# Start of DATASET RECORDS
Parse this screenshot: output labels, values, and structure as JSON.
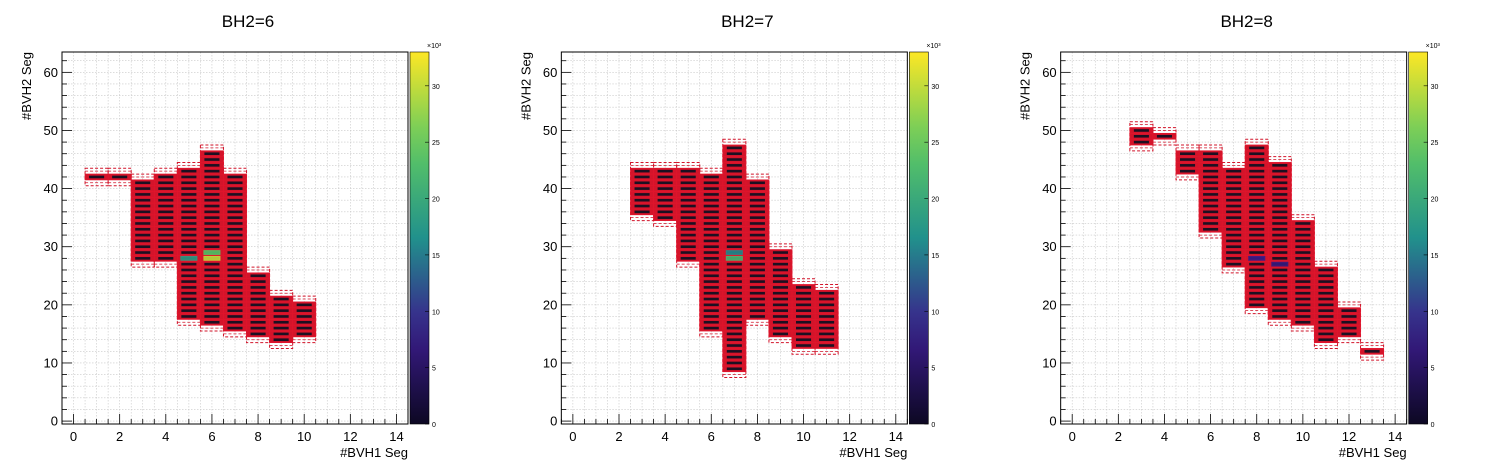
{
  "chart_data": [
    {
      "type": "heatmap",
      "title": "BH2=6",
      "xlabel": "#BVH1 Seg",
      "ylabel": "#BVH2 Seg",
      "xlim": [
        -0.5,
        14.5
      ],
      "ylim": [
        -0.5,
        63.5
      ],
      "xticks": [
        0,
        2,
        4,
        6,
        8,
        10,
        12,
        14
      ],
      "yticks": [
        0,
        10,
        20,
        30,
        40,
        50,
        60
      ],
      "grid": true,
      "colorbar": {
        "min": 0,
        "max": 33,
        "ticks": [
          0,
          5,
          10,
          15,
          20,
          25,
          30
        ],
        "exponent": "×10³"
      },
      "columns": [
        {
          "x": 1,
          "ylo": 42,
          "yhi": 42
        },
        {
          "x": 2,
          "ylo": 42,
          "yhi": 42
        },
        {
          "x": 3,
          "ylo": 28,
          "yhi": 41
        },
        {
          "x": 4,
          "ylo": 28,
          "yhi": 42
        },
        {
          "x": 5,
          "ylo": 18,
          "yhi": 43
        },
        {
          "x": 6,
          "ylo": 17,
          "yhi": 46
        },
        {
          "x": 7,
          "ylo": 16,
          "yhi": 42
        },
        {
          "x": 8,
          "ylo": 15,
          "yhi": 25
        },
        {
          "x": 9,
          "ylo": 14,
          "yhi": 21
        },
        {
          "x": 10,
          "ylo": 15,
          "yhi": 20
        }
      ],
      "hotspots": [
        {
          "x": 5,
          "y": 28,
          "v": 18
        },
        {
          "x": 6,
          "y": 28,
          "v": 30
        },
        {
          "x": 6,
          "y": 29,
          "v": 24
        }
      ]
    },
    {
      "type": "heatmap",
      "title": "BH2=7",
      "xlabel": "#BVH1 Seg",
      "ylabel": "#BVH2 Seg",
      "xlim": [
        -0.5,
        14.5
      ],
      "ylim": [
        -0.5,
        63.5
      ],
      "xticks": [
        0,
        2,
        4,
        6,
        8,
        10,
        12,
        14
      ],
      "yticks": [
        0,
        10,
        20,
        30,
        40,
        50,
        60
      ],
      "grid": true,
      "colorbar": {
        "min": 0,
        "max": 33,
        "ticks": [
          0,
          5,
          10,
          15,
          20,
          25,
          30
        ],
        "exponent": "×10³"
      },
      "columns": [
        {
          "x": 3,
          "ylo": 36,
          "yhi": 43
        },
        {
          "x": 4,
          "ylo": 35,
          "yhi": 43
        },
        {
          "x": 5,
          "ylo": 28,
          "yhi": 43
        },
        {
          "x": 6,
          "ylo": 16,
          "yhi": 42
        },
        {
          "x": 7,
          "ylo": 9,
          "yhi": 47
        },
        {
          "x": 8,
          "ylo": 18,
          "yhi": 41
        },
        {
          "x": 9,
          "ylo": 15,
          "yhi": 29
        },
        {
          "x": 10,
          "ylo": 13,
          "yhi": 23
        },
        {
          "x": 11,
          "ylo": 13,
          "yhi": 22
        }
      ],
      "hotspots": [
        {
          "x": 7,
          "y": 28,
          "v": 22
        },
        {
          "x": 7,
          "y": 29,
          "v": 16
        }
      ]
    },
    {
      "type": "heatmap",
      "title": "BH2=8",
      "xlabel": "#BVH1 Seg",
      "ylabel": "#BVH2 Seg",
      "xlim": [
        -0.5,
        14.5
      ],
      "ylim": [
        -0.5,
        63.5
      ],
      "xticks": [
        0,
        2,
        4,
        6,
        8,
        10,
        12,
        14
      ],
      "yticks": [
        0,
        10,
        20,
        30,
        40,
        50,
        60
      ],
      "grid": true,
      "colorbar": {
        "min": 0,
        "max": 33,
        "ticks": [
          0,
          5,
          10,
          15,
          20,
          25,
          30
        ],
        "exponent": "×10³"
      },
      "columns": [
        {
          "x": 3,
          "ylo": 48,
          "yhi": 50
        },
        {
          "x": 4,
          "ylo": 49,
          "yhi": 49
        },
        {
          "x": 5,
          "ylo": 43,
          "yhi": 46
        },
        {
          "x": 6,
          "ylo": 33,
          "yhi": 46
        },
        {
          "x": 7,
          "ylo": 27,
          "yhi": 43
        },
        {
          "x": 8,
          "ylo": 20,
          "yhi": 47
        },
        {
          "x": 9,
          "ylo": 18,
          "yhi": 44
        },
        {
          "x": 10,
          "ylo": 17,
          "yhi": 34
        },
        {
          "x": 11,
          "ylo": 14,
          "yhi": 26
        },
        {
          "x": 12,
          "ylo": 15,
          "yhi": 19
        },
        {
          "x": 13,
          "ylo": 12,
          "yhi": 12
        }
      ],
      "hotspots": [
        {
          "x": 8,
          "y": 28,
          "v": 8
        },
        {
          "x": 9,
          "y": 27,
          "v": 7
        }
      ]
    }
  ]
}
# End of DATASET RECORDS
▸ **EXERCISE INSTRUCTIONS**: None of the pictures should appear; repeat the records exactly otherwise.

▸ **SOLUTION FOR THIS EXERCISE**:
Parse this screenshot: output labels, values, and structure as JSON.
{
  "chart_data": [
    {
      "type": "heatmap",
      "title": "BH2=6",
      "xlabel": "#BVH1 Seg",
      "ylabel": "#BVH2 Seg",
      "xlim": [
        -0.5,
        14.5
      ],
      "ylim": [
        -0.5,
        63.5
      ],
      "xticks": [
        0,
        2,
        4,
        6,
        8,
        10,
        12,
        14
      ],
      "yticks": [
        0,
        10,
        20,
        30,
        40,
        50,
        60
      ],
      "grid": true,
      "colorbar": {
        "min": 0,
        "max": 33,
        "ticks": [
          0,
          5,
          10,
          15,
          20,
          25,
          30
        ],
        "exponent": "×10³"
      },
      "columns": [
        {
          "x": 1,
          "ylo": 42,
          "yhi": 42
        },
        {
          "x": 2,
          "ylo": 42,
          "yhi": 42
        },
        {
          "x": 3,
          "ylo": 28,
          "yhi": 41
        },
        {
          "x": 4,
          "ylo": 28,
          "yhi": 42
        },
        {
          "x": 5,
          "ylo": 18,
          "yhi": 43
        },
        {
          "x": 6,
          "ylo": 17,
          "yhi": 46
        },
        {
          "x": 7,
          "ylo": 16,
          "yhi": 42
        },
        {
          "x": 8,
          "ylo": 15,
          "yhi": 25
        },
        {
          "x": 9,
          "ylo": 14,
          "yhi": 21
        },
        {
          "x": 10,
          "ylo": 15,
          "yhi": 20
        }
      ],
      "hotspots": [
        {
          "x": 5,
          "y": 28,
          "v": 18
        },
        {
          "x": 6,
          "y": 28,
          "v": 30
        },
        {
          "x": 6,
          "y": 29,
          "v": 24
        }
      ]
    },
    {
      "type": "heatmap",
      "title": "BH2=7",
      "xlabel": "#BVH1 Seg",
      "ylabel": "#BVH2 Seg",
      "xlim": [
        -0.5,
        14.5
      ],
      "ylim": [
        -0.5,
        63.5
      ],
      "xticks": [
        0,
        2,
        4,
        6,
        8,
        10,
        12,
        14
      ],
      "yticks": [
        0,
        10,
        20,
        30,
        40,
        50,
        60
      ],
      "grid": true,
      "colorbar": {
        "min": 0,
        "max": 33,
        "ticks": [
          0,
          5,
          10,
          15,
          20,
          25,
          30
        ],
        "exponent": "×10³"
      },
      "columns": [
        {
          "x": 3,
          "ylo": 36,
          "yhi": 43
        },
        {
          "x": 4,
          "ylo": 35,
          "yhi": 43
        },
        {
          "x": 5,
          "ylo": 28,
          "yhi": 43
        },
        {
          "x": 6,
          "ylo": 16,
          "yhi": 42
        },
        {
          "x": 7,
          "ylo": 9,
          "yhi": 47
        },
        {
          "x": 8,
          "ylo": 18,
          "yhi": 41
        },
        {
          "x": 9,
          "ylo": 15,
          "yhi": 29
        },
        {
          "x": 10,
          "ylo": 13,
          "yhi": 23
        },
        {
          "x": 11,
          "ylo": 13,
          "yhi": 22
        }
      ],
      "hotspots": [
        {
          "x": 7,
          "y": 28,
          "v": 22
        },
        {
          "x": 7,
          "y": 29,
          "v": 16
        }
      ]
    },
    {
      "type": "heatmap",
      "title": "BH2=8",
      "xlabel": "#BVH1 Seg",
      "ylabel": "#BVH2 Seg",
      "xlim": [
        -0.5,
        14.5
      ],
      "ylim": [
        -0.5,
        63.5
      ],
      "xticks": [
        0,
        2,
        4,
        6,
        8,
        10,
        12,
        14
      ],
      "yticks": [
        0,
        10,
        20,
        30,
        40,
        50,
        60
      ],
      "grid": true,
      "colorbar": {
        "min": 0,
        "max": 33,
        "ticks": [
          0,
          5,
          10,
          15,
          20,
          25,
          30
        ],
        "exponent": "×10³"
      },
      "columns": [
        {
          "x": 3,
          "ylo": 48,
          "yhi": 50
        },
        {
          "x": 4,
          "ylo": 49,
          "yhi": 49
        },
        {
          "x": 5,
          "ylo": 43,
          "yhi": 46
        },
        {
          "x": 6,
          "ylo": 33,
          "yhi": 46
        },
        {
          "x": 7,
          "ylo": 27,
          "yhi": 43
        },
        {
          "x": 8,
          "ylo": 20,
          "yhi": 47
        },
        {
          "x": 9,
          "ylo": 18,
          "yhi": 44
        },
        {
          "x": 10,
          "ylo": 17,
          "yhi": 34
        },
        {
          "x": 11,
          "ylo": 14,
          "yhi": 26
        },
        {
          "x": 12,
          "ylo": 15,
          "yhi": 19
        },
        {
          "x": 13,
          "ylo": 12,
          "yhi": 12
        }
      ],
      "hotspots": [
        {
          "x": 8,
          "y": 28,
          "v": 8
        },
        {
          "x": 9,
          "y": 27,
          "v": 7
        }
      ]
    }
  ]
}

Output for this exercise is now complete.